- WHAT THE EXERCISE ASKS: Repeat all of the records verbatim.

-- start of RECORDS --

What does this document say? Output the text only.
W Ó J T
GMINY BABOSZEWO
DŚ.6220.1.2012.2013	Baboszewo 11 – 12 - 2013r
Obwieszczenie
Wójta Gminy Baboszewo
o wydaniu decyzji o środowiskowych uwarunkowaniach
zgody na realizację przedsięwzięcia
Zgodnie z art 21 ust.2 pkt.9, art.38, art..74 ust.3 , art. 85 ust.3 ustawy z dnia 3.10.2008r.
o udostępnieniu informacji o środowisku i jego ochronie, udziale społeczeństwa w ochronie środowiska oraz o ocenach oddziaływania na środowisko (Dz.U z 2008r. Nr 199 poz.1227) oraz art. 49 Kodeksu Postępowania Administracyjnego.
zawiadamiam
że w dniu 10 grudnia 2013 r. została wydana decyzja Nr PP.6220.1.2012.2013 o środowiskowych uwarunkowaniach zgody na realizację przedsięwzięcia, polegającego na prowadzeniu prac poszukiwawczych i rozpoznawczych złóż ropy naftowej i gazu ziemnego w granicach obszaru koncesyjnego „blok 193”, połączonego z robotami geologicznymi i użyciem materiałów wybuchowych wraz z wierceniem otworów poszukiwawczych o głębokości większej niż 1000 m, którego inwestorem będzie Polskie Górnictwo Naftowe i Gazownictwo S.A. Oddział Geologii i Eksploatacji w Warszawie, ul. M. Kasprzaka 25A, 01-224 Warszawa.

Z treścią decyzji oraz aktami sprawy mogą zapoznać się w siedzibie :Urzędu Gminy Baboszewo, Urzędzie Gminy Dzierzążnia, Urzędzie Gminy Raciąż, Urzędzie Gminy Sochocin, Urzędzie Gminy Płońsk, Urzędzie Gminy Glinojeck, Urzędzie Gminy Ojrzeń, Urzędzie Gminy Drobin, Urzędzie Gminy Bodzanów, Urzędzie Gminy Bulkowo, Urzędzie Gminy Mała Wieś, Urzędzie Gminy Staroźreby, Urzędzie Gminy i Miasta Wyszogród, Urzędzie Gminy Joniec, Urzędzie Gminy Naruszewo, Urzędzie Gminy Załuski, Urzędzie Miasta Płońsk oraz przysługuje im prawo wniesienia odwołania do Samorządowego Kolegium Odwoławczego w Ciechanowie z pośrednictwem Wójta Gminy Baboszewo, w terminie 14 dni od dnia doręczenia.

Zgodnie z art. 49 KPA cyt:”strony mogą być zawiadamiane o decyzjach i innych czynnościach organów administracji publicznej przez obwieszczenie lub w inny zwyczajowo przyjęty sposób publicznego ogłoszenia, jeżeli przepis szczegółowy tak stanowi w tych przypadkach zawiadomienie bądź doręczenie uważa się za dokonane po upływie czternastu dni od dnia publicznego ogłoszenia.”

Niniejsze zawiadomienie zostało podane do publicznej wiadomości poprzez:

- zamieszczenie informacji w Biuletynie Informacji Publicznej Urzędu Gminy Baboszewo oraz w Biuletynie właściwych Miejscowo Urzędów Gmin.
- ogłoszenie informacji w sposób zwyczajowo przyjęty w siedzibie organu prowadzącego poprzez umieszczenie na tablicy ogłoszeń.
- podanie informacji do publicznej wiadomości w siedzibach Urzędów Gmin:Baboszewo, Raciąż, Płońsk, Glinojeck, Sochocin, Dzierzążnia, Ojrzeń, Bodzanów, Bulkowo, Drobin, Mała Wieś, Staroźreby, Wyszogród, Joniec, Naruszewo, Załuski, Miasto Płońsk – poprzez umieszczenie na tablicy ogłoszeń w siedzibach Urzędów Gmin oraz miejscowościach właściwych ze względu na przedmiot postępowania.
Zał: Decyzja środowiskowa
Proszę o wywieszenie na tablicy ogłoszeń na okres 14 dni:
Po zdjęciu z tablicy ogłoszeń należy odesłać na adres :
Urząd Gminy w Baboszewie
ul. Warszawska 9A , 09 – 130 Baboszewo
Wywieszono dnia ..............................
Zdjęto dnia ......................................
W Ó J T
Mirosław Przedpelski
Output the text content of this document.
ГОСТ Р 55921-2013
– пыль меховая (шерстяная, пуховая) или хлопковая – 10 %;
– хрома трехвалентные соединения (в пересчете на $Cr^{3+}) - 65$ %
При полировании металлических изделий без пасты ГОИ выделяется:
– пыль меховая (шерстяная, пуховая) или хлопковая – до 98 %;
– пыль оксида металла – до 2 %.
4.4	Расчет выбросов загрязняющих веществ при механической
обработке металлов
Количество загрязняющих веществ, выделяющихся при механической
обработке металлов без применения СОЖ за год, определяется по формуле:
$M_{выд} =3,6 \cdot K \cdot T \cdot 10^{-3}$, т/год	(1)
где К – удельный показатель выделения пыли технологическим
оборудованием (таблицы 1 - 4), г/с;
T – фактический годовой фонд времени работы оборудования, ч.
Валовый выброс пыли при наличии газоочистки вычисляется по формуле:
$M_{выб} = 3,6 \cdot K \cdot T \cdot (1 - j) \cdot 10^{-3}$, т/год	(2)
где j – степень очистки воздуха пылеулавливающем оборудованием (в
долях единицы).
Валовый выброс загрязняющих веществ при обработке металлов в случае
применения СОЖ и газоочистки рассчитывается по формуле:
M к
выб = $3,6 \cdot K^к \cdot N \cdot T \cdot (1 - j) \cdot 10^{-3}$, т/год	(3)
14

-- end of RECORDS --

- WRITTEN ANSWER:
What does this document say? Output the text only.
W Ó J T
GMINY BABOSZEWO
DŚ.6220.1.2012.2013	Baboszewo 11 – 12 - 2013r
Obwieszczenie
Wójta Gminy Baboszewo
o wydaniu decyzji o środowiskowych uwarunkowaniach
zgody na realizację przedsięwzięcia
Zgodnie z art 21 ust.2 pkt.9, art.38, art..74 ust.3 , art. 85 ust.3 ustawy z dnia 3.10.2008r.
o udostępnieniu informacji o środowisku i jego ochronie, udziale społeczeństwa w ochronie środowiska oraz o ocenach oddziaływania na środowisko (Dz.U z 2008r. Nr 199 poz.1227) oraz art. 49 Kodeksu Postępowania Administracyjnego.
zawiadamiam
że w dniu 10 grudnia 2013 r. została wydana decyzja Nr PP.6220.1.2012.2013 o środowiskowych uwarunkowaniach zgody na realizację przedsięwzięcia, polegającego na prowadzeniu prac poszukiwawczych i rozpoznawczych złóż ropy naftowej i gazu ziemnego w granicach obszaru koncesyjnego „blok 193”, połączonego z robotami geologicznymi i użyciem materiałów wybuchowych wraz z wierceniem otworów poszukiwawczych o głębokości większej niż 1000 m, którego inwestorem będzie Polskie Górnictwo Naftowe i Gazownictwo S.A. Oddział Geologii i Eksploatacji w Warszawie, ul. M. Kasprzaka 25A, 01-224 Warszawa.

Z treścią decyzji oraz aktami sprawy mogą zapoznać się w siedzibie :Urzędu Gminy Baboszewo, Urzędzie Gminy Dzierzążnia, Urzędzie Gminy Raciąż, Urzędzie Gminy Sochocin, Urzędzie Gminy Płońsk, Urzędzie Gminy Glinojeck, Urzędzie Gminy Ojrzeń, Urzędzie Gminy Drobin, Urzędzie Gminy Bodzanów, Urzędzie Gminy Bulkowo, Urzędzie Gminy Mała Wieś, Urzędzie Gminy Staroźreby, Urzędzie Gminy i Miasta Wyszogród, Urzędzie Gminy Joniec, Urzędzie Gminy Naruszewo, Urzędzie Gminy Załuski, Urzędzie Miasta Płońsk oraz przysługuje im prawo wniesienia odwołania do Samorządowego Kolegium Odwoławczego w Ciechanowie z pośrednictwem Wójta Gminy Baboszewo, w terminie 14 dni od dnia doręczenia.

Zgodnie z art. 49 KPA cyt:”strony mogą być zawiadamiane o decyzjach i innych czynnościach organów administracji publicznej przez obwieszczenie lub w inny zwyczajowo przyjęty sposób publicznego ogłoszenia, jeżeli przepis szczegółowy tak stanowi w tych przypadkach zawiadomienie bądź doręczenie uważa się za dokonane po upływie czternastu dni od dnia publicznego ogłoszenia.”

Niniejsze zawiadomienie zostało podane do publicznej wiadomości poprzez:

- zamieszczenie informacji w Biuletynie Informacji Publicznej Urzędu Gminy Baboszewo oraz w Biuletynie właściwych Miejscowo Urzędów Gmin.
- ogłoszenie informacji w sposób zwyczajowo przyjęty w siedzibie organu prowadzącego poprzez umieszczenie na tablicy ogłoszeń.
- podanie informacji do publicznej wiadomości w siedzibach Urzędów Gmin:Baboszewo, Raciąż, Płońsk, Glinojeck, Sochocin, Dzierzążnia, Ojrzeń, Bodzanów, Bulkowo, Drobin, Mała Wieś, Staroźreby, Wyszogród, Joniec, Naruszewo, Załuski, Miasto Płońsk – poprzez umieszczenie na tablicy ogłoszeń w siedzibach Urzędów Gmin oraz miejscowościach właściwych ze względu na przedmiot postępowania.
Zał: Decyzja środowiskowa
Proszę o wywieszenie na tablicy ogłoszeń na okres 14 dni:
Po zdjęciu z tablicy ogłoszeń należy odesłać na adres :
Urząd Gminy w Baboszewie
ul. Warszawska 9A , 09 – 130 Baboszewo
Wywieszono dnia ..............................
Zdjęto dnia ......................................
W Ó J T
Mirosław Przedpelski
Output the text content of this document.
ГОСТ Р 55921-2013
– пыль меховая (шерстяная, пуховая) или хлопковая – 10 %;
– хрома трехвалентные соединения (в пересчете на $Cr^{3+}) - 65$ %
При полировании металлических изделий без пасты ГОИ выделяется:
– пыль меховая (шерстяная, пуховая) или хлопковая – до 98 %;
– пыль оксида металла – до 2 %.
4.4	Расчет выбросов загрязняющих веществ при механической
обработке металлов
Количество загрязняющих веществ, выделяющихся при механической
обработке металлов без применения СОЖ за год, определяется по формуле:
$M_{выд} =3,6 \cdot K \cdot T \cdot 10^{-3}$, т/год	(1)
где К – удельный показатель выделения пыли технологическим
оборудованием (таблицы 1 - 4), г/с;
T – фактический годовой фонд времени работы оборудования, ч.
Валовый выброс пыли при наличии газоочистки вычисляется по формуле:
$M_{выб} = 3,6 \cdot K \cdot T \cdot (1 - j) \cdot 10^{-3}$, т/год	(2)
где j – степень очистки воздуха пылеулавливающем оборудованием (в
долях единицы).
Валовый выброс загрязняющих веществ при обработке металлов в случае
применения СОЖ и газоочистки рассчитывается по формуле:
M к
выб = $3,6 \cdot K^к \cdot N \cdot T \cdot (1 - j) \cdot 10^{-3}$, т/год	(3)
14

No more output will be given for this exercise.